• **Objective**:
Copy every line that holds "Ellos".

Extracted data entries
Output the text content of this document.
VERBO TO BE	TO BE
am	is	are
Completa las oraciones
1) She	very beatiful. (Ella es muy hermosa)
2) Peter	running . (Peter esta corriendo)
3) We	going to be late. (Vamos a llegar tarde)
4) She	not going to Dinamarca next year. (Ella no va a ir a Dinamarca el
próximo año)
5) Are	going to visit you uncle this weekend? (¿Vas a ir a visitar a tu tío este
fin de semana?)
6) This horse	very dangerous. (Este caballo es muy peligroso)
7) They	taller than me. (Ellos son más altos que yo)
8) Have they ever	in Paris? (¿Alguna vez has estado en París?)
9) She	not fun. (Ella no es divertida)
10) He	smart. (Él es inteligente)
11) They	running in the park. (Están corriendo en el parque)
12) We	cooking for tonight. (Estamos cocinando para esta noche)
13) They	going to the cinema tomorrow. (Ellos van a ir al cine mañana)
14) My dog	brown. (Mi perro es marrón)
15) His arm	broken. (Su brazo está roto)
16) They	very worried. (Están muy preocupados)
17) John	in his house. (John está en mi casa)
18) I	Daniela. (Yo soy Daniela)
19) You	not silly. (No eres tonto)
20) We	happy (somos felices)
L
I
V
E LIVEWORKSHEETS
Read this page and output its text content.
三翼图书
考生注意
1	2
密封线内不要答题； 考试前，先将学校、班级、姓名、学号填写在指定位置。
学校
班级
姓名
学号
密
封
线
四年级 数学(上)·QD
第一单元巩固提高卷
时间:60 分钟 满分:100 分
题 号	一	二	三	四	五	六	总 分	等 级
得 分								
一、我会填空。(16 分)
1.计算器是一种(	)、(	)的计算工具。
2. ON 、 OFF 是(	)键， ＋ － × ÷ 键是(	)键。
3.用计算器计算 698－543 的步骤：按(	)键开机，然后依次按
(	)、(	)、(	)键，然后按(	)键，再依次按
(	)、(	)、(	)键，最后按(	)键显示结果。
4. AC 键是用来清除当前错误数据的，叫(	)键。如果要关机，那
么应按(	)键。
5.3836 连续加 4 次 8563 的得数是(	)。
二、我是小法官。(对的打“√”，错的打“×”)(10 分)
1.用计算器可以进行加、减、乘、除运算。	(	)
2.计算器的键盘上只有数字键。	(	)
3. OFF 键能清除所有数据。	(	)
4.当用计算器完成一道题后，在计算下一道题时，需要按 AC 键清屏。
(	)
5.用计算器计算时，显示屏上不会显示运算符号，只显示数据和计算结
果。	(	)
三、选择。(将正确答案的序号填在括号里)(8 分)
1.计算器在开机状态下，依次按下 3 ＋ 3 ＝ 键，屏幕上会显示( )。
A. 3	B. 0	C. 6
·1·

• **The solution**:
7) They	taller than me. (Ellos son más altos que yo)
13) They	going to the cinema tomorrow. (Ellos van a ir al cine mañana)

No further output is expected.